(Data records)
- - -
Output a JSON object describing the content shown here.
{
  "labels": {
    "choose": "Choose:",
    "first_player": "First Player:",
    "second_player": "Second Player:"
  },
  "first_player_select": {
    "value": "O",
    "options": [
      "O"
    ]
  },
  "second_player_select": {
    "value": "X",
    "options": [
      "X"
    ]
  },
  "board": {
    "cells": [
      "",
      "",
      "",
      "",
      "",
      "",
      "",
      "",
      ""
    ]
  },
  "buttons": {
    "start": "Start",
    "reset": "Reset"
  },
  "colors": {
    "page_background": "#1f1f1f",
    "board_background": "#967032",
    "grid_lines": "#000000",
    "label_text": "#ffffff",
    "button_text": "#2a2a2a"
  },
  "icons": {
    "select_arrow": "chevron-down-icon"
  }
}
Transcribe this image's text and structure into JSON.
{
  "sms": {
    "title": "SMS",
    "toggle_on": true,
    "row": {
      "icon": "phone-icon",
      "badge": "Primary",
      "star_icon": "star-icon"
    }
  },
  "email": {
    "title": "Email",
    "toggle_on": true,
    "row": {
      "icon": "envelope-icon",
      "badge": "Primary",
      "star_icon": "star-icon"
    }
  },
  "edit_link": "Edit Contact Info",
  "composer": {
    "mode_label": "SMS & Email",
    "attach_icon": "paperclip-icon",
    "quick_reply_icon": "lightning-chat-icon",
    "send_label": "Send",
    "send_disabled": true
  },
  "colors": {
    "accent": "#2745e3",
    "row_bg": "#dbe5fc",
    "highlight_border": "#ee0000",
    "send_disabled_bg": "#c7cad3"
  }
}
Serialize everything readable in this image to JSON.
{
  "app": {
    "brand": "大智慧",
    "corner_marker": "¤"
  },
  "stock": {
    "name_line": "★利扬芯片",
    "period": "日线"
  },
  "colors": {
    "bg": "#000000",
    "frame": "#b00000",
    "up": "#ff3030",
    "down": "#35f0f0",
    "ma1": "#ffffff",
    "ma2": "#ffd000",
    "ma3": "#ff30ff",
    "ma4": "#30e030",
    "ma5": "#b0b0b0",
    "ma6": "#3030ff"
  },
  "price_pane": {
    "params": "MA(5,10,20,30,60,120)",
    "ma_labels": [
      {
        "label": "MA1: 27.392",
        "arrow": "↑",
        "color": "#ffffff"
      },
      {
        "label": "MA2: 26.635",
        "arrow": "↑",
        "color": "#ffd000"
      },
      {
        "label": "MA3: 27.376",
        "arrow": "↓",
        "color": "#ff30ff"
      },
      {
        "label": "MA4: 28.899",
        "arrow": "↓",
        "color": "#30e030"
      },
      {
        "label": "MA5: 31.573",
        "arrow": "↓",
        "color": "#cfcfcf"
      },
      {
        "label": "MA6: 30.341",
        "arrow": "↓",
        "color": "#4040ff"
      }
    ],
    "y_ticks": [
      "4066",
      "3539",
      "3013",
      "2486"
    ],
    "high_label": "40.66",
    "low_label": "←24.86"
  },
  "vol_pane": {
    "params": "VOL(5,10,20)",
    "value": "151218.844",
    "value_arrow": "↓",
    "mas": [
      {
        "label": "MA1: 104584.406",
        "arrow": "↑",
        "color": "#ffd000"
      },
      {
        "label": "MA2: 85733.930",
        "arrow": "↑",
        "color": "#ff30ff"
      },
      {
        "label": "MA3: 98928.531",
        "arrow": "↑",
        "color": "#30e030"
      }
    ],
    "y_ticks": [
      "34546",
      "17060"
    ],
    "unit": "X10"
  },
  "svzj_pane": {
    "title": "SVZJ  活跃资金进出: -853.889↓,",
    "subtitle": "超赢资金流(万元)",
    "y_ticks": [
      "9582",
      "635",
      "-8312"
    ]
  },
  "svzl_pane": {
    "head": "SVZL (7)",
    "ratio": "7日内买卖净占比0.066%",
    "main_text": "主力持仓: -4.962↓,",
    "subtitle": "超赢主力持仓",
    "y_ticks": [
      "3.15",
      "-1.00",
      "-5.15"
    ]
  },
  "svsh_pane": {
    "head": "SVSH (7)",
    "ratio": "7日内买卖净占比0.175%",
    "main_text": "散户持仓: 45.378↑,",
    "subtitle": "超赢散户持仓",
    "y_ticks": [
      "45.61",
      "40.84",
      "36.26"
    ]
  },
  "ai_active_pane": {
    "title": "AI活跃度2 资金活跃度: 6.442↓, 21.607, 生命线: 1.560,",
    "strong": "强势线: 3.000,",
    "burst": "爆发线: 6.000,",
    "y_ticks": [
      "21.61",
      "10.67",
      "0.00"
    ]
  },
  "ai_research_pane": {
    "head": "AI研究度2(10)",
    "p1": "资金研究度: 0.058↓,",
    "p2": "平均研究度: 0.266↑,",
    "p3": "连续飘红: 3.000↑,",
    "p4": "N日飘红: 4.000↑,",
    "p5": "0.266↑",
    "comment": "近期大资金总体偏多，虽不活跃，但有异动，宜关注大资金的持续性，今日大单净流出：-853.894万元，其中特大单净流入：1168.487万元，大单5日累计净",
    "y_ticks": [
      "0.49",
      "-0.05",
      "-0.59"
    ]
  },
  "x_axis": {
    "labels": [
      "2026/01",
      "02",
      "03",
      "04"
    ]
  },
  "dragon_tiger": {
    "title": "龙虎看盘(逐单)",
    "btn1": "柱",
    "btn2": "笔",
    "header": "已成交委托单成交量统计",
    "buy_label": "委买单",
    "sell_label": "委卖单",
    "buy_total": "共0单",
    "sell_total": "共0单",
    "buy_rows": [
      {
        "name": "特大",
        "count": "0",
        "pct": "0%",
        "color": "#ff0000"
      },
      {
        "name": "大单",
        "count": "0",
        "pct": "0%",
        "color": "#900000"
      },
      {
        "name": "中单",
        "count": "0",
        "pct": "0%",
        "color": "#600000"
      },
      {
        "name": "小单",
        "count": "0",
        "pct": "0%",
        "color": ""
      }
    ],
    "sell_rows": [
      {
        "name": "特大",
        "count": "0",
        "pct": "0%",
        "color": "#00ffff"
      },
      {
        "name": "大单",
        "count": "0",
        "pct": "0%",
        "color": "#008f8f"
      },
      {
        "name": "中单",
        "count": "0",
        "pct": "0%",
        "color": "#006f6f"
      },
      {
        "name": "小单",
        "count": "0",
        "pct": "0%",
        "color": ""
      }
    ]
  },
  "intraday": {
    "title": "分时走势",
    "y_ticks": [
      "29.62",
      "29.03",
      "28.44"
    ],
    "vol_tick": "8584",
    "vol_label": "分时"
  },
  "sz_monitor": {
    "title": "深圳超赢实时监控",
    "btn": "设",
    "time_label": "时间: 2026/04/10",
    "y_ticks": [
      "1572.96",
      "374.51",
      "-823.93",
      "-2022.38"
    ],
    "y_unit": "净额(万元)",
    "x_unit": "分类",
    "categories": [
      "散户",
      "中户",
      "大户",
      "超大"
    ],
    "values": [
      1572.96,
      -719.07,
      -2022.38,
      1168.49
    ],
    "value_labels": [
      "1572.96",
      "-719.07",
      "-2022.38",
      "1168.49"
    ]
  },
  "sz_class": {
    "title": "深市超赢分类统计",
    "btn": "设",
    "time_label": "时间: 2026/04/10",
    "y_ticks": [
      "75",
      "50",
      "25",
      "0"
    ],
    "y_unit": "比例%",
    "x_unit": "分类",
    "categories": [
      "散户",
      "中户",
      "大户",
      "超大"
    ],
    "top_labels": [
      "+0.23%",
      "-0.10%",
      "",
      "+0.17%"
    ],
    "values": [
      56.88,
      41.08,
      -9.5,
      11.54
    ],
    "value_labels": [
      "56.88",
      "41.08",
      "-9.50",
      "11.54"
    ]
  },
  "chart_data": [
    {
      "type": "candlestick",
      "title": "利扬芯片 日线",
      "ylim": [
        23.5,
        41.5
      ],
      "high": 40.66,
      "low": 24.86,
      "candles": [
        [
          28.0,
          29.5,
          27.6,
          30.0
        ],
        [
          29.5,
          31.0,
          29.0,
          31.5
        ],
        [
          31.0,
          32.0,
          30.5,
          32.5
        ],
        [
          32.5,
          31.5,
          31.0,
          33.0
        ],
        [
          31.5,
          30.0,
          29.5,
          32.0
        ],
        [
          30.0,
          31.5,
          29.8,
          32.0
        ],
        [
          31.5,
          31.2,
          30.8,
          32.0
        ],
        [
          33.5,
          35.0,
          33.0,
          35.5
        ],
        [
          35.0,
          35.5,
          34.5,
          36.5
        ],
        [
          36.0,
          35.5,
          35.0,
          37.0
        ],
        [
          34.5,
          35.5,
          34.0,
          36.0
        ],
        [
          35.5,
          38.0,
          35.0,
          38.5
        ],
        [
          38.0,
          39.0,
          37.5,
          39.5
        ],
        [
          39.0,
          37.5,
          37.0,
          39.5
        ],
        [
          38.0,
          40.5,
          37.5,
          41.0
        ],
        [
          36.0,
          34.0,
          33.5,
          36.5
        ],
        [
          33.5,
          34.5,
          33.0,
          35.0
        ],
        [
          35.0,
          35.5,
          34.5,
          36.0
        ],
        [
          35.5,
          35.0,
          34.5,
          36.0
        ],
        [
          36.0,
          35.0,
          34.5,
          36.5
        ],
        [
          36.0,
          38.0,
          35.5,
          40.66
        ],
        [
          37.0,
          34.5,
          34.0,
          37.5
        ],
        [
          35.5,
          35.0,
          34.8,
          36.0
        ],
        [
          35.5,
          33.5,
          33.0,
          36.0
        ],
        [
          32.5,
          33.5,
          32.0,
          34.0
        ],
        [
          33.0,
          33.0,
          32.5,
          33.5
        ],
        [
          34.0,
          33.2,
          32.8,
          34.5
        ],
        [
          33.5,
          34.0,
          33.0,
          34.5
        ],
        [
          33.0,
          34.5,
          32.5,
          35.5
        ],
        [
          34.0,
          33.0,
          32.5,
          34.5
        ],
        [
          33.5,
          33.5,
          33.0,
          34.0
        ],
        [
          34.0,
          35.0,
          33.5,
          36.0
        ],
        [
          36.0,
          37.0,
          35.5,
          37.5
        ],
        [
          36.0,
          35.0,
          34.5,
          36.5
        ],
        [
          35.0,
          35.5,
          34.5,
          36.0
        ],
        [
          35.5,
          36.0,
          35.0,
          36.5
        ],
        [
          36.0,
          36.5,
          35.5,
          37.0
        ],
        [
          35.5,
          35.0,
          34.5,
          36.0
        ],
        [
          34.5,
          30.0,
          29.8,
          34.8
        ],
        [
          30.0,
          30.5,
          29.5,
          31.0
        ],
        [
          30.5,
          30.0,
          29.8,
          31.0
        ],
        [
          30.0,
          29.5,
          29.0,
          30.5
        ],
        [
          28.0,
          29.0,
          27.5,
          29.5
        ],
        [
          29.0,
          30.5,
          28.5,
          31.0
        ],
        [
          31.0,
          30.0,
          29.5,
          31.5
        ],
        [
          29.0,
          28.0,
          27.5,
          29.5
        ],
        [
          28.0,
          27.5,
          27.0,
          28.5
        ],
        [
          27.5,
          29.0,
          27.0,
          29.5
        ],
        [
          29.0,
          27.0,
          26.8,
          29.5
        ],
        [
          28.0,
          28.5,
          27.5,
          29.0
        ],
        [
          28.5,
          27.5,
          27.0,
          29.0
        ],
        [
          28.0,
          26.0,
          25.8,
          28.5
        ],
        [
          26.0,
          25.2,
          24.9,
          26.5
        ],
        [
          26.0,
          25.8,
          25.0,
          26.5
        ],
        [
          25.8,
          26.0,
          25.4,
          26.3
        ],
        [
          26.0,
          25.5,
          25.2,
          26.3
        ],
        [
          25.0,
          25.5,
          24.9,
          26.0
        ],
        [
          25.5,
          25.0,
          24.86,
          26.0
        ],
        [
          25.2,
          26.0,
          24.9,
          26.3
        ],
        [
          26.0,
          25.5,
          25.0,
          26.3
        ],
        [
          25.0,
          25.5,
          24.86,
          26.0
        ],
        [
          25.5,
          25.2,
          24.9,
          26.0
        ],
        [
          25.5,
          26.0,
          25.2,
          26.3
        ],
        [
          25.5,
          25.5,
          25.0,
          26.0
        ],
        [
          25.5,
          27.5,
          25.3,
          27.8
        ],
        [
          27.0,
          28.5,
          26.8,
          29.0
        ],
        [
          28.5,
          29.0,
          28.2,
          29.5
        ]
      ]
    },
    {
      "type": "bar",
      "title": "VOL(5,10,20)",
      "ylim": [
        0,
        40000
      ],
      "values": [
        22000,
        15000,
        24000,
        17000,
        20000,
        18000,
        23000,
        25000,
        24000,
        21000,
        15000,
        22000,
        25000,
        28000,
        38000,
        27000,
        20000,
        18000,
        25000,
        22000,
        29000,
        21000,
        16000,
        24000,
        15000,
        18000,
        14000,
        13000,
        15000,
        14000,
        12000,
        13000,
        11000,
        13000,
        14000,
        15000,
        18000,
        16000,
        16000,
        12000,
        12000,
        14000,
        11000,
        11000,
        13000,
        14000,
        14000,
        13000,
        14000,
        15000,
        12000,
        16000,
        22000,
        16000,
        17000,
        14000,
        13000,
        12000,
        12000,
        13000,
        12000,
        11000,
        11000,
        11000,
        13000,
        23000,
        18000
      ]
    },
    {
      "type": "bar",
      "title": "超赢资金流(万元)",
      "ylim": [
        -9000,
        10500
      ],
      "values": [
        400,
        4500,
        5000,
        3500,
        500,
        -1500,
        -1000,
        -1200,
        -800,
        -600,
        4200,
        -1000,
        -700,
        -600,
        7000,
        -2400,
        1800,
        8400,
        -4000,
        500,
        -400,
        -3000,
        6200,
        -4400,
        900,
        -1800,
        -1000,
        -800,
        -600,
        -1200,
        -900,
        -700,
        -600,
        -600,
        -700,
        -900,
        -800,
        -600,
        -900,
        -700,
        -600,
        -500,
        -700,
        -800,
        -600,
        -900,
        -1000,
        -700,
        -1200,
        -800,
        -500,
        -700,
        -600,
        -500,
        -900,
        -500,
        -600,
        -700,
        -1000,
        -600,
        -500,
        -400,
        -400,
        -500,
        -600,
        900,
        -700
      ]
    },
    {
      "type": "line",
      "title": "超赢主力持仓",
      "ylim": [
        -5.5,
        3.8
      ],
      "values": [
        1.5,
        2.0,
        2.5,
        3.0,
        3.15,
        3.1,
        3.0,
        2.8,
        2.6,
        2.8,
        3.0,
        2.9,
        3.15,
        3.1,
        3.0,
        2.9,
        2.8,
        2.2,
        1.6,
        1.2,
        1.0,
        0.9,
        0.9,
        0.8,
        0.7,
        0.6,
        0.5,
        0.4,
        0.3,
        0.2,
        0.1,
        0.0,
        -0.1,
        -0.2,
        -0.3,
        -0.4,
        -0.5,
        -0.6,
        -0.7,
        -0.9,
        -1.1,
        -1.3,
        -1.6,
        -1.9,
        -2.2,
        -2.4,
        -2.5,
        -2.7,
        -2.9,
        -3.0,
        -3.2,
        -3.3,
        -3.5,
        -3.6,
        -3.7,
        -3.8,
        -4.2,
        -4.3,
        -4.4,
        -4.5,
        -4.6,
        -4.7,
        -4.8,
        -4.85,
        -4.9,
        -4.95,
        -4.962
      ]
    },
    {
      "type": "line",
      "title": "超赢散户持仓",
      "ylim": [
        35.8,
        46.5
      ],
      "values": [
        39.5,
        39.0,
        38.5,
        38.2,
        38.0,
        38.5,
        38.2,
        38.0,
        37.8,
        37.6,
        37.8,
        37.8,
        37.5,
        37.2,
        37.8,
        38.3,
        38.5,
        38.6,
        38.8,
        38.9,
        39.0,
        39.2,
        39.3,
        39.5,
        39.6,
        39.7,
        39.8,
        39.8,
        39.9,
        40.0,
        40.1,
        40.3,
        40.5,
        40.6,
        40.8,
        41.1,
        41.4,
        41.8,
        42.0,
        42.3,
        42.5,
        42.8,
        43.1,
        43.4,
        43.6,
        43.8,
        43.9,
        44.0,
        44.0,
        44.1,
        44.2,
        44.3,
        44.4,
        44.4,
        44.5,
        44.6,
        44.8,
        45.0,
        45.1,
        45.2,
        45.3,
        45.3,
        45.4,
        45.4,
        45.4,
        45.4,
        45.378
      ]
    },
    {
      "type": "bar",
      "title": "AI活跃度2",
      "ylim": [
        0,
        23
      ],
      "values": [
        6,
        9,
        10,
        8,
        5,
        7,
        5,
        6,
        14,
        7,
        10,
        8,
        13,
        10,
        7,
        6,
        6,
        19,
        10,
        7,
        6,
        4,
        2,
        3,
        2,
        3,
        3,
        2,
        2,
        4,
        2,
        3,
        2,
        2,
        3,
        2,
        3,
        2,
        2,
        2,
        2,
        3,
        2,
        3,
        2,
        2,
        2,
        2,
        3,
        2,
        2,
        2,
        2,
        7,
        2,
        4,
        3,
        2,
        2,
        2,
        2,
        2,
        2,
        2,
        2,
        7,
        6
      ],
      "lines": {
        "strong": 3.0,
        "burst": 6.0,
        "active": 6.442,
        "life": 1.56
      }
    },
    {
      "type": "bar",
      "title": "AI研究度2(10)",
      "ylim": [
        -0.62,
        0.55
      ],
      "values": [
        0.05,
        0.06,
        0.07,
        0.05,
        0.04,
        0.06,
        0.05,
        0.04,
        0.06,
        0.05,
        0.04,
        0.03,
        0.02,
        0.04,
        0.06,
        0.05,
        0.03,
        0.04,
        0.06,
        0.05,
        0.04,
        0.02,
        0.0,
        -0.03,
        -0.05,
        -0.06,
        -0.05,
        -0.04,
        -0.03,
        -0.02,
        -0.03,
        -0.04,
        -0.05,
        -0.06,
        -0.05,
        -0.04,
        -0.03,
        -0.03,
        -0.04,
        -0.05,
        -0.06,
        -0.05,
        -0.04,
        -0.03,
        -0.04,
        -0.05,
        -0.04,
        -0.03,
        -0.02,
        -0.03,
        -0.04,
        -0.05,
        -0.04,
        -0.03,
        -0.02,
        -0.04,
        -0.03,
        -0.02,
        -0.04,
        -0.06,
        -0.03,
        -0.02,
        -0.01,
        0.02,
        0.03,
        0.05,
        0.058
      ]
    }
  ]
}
- - -
- [Task instructions]: List every line above containing the word "image".

- [Answer to the exercise]:
Transcribe this image's text and structure into JSON.
Serialize everything readable in this image to JSON.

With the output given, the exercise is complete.